### SHORT TASK
Retype every entry in its entirety, without alteration.

### DATA SECTION
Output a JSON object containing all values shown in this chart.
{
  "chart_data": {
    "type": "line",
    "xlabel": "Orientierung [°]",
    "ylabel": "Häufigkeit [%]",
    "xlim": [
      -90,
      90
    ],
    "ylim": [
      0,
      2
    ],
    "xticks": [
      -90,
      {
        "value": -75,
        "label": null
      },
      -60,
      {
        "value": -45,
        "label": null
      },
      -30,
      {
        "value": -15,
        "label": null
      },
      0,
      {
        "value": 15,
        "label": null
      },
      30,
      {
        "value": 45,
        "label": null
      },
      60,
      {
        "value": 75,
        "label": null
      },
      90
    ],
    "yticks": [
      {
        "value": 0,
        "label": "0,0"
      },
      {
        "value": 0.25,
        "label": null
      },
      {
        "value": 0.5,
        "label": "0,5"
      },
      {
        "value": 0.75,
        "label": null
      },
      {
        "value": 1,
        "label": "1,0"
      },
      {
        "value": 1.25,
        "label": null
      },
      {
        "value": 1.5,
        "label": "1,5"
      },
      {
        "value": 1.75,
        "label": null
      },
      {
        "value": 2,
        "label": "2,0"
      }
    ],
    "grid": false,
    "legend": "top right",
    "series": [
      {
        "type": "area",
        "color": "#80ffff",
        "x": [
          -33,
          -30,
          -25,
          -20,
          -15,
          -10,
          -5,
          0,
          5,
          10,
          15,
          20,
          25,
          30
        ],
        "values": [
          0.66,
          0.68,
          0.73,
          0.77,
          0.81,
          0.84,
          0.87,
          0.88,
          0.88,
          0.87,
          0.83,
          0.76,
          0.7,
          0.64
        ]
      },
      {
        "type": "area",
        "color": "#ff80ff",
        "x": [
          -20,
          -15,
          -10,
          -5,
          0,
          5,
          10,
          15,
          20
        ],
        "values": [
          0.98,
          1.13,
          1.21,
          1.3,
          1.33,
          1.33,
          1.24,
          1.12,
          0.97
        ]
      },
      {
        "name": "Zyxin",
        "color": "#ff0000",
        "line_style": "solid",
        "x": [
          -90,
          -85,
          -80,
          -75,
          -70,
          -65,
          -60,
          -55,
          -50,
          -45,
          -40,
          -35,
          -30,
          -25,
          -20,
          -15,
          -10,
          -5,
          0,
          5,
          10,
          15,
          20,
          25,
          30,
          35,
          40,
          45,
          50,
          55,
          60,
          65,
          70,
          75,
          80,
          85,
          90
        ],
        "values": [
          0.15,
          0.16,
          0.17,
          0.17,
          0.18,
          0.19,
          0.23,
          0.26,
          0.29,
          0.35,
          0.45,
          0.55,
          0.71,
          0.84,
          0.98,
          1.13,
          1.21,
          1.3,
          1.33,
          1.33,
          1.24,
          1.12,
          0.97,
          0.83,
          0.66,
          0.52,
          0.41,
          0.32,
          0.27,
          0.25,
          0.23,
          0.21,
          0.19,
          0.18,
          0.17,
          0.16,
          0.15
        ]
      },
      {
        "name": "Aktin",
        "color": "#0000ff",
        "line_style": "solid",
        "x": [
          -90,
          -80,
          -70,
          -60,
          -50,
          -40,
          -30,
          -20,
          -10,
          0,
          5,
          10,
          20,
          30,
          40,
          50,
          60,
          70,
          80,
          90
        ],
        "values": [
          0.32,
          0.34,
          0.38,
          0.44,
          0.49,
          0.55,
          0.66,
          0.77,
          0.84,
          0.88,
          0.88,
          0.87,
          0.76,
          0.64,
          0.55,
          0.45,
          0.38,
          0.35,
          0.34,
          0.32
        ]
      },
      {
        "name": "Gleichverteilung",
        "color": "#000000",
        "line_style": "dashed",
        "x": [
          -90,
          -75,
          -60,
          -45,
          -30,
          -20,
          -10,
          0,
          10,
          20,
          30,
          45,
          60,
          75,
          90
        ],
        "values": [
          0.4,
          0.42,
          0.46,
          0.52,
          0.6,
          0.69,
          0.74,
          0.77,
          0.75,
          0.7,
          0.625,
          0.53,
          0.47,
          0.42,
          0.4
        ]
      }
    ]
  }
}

### THE COMPLETED TASK
Output a JSON object containing all values shown in this chart.
{
  "chart_data": {
    "type": "line",
    "xlabel": "Orientierung [°]",
    "ylabel": "Häufigkeit [%]",
    "xlim": [
      -90,
      90
    ],
    "ylim": [
      0,
      2
    ],
    "xticks": [
      -90,
      {
        "value": -75,
        "label": null
      },
      -60,
      {
        "value": -45,
        "label": null
      },
      -30,
      {
        "value": -15,
        "label": null
      },
      0,
      {
        "value": 15,
        "label": null
      },
      30,
      {
        "value": 45,
        "label": null
      },
      60,
      {
        "value": 75,
        "label": null
      },
      90
    ],
    "yticks": [
      {
        "value": 0,
        "label": "0,0"
      },
      {
        "value": 0.25,
        "label": null
      },
      {
        "value": 0.5,
        "label": "0,5"
      },
      {
        "value": 0.75,
        "label": null
      },
      {
        "value": 1,
        "label": "1,0"
      },
      {
        "value": 1.25,
        "label": null
      },
      {
        "value": 1.5,
        "label": "1,5"
      },
      {
        "value": 1.75,
        "label": null
      },
      {
        "value": 2,
        "label": "2,0"
      }
    ],
    "grid": false,
    "legend": "top right",
    "series": [
      {
        "type": "area",
        "color": "#80ffff",
        "x": [
          -33,
          -30,
          -25,
          -20,
          -15,
          -10,
          -5,
          0,
          5,
          10,
          15,
          20,
          25,
          30
        ],
        "values": [
          0.66,
          0.68,
          0.73,
          0.77,
          0.81,
          0.84,
          0.87,
          0.88,
          0.88,
          0.87,
          0.83,
          0.76,
          0.7,
          0.64
        ]
      },
      {
        "type": "area",
        "color": "#ff80ff",
        "x": [
          -20,
          -15,
          -10,
          -5,
          0,
          5,
          10,
          15,
          20
        ],
        "values": [
          0.98,
          1.13,
          1.21,
          1.3,
          1.33,
          1.33,
          1.24,
          1.12,
          0.97
        ]
      },
      {
        "name": "Zyxin",
        "color": "#ff0000",
        "line_style": "solid",
        "x": [
          -90,
          -85,
          -80,
          -75,
          -70,
          -65,
          -60,
          -55,
          -50,
          -45,
          -40,
          -35,
          -30,
          -25,
          -20,
          -15,
          -10,
          -5,
          0,
          5,
          10,
          15,
          20,
          25,
          30,
          35,
          40,
          45,
          50,
          55,
          60,
          65,
          70,
          75,
          80,
          85,
          90
        ],
        "values": [
          0.15,
          0.16,
          0.17,
          0.17,
          0.18,
          0.19,
          0.23,
          0.26,
          0.29,
          0.35,
          0.45,
          0.55,
          0.71,
          0.84,
          0.98,
          1.13,
          1.21,
          1.3,
          1.33,
          1.33,
          1.24,
          1.12,
          0.97,
          0.83,
          0.66,
          0.52,
          0.41,
          0.32,
          0.27,
          0.25,
          0.23,
          0.21,
          0.19,
          0.18,
          0.17,
          0.16,
          0.15
        ]
      },
      {
        "name": "Aktin",
        "color": "#0000ff",
        "line_style": "solid",
        "x": [
          -90,
          -80,
          -70,
          -60,
          -50,
          -40,
          -30,
          -20,
          -10,
          0,
          5,
          10,
          20,
          30,
          40,
          50,
          60,
          70,
          80,
          90
        ],
        "values": [
          0.32,
          0.34,
          0.38,
          0.44,
          0.49,
          0.55,
          0.66,
          0.77,
          0.84,
          0.88,
          0.88,
          0.87,
          0.76,
          0.64,
          0.55,
          0.45,
          0.38,
          0.35,
          0.34,
          0.32
        ]
      },
      {
        "name": "Gleichverteilung",
        "color": "#000000",
        "line_style": "dashed",
        "x": [
          -90,
          -75,
          -60,
          -45,
          -30,
          -20,
          -10,
          0,
          10,
          20,
          30,
          45,
          60,
          75,
          90
        ],
        "values": [
          0.4,
          0.42,
          0.46,
          0.52,
          0.6,
          0.69,
          0.74,
          0.77,
          0.75,
          0.7,
          0.625,
          0.53,
          0.47,
          0.42,
          0.4
        ]
      }
    ]
  }
}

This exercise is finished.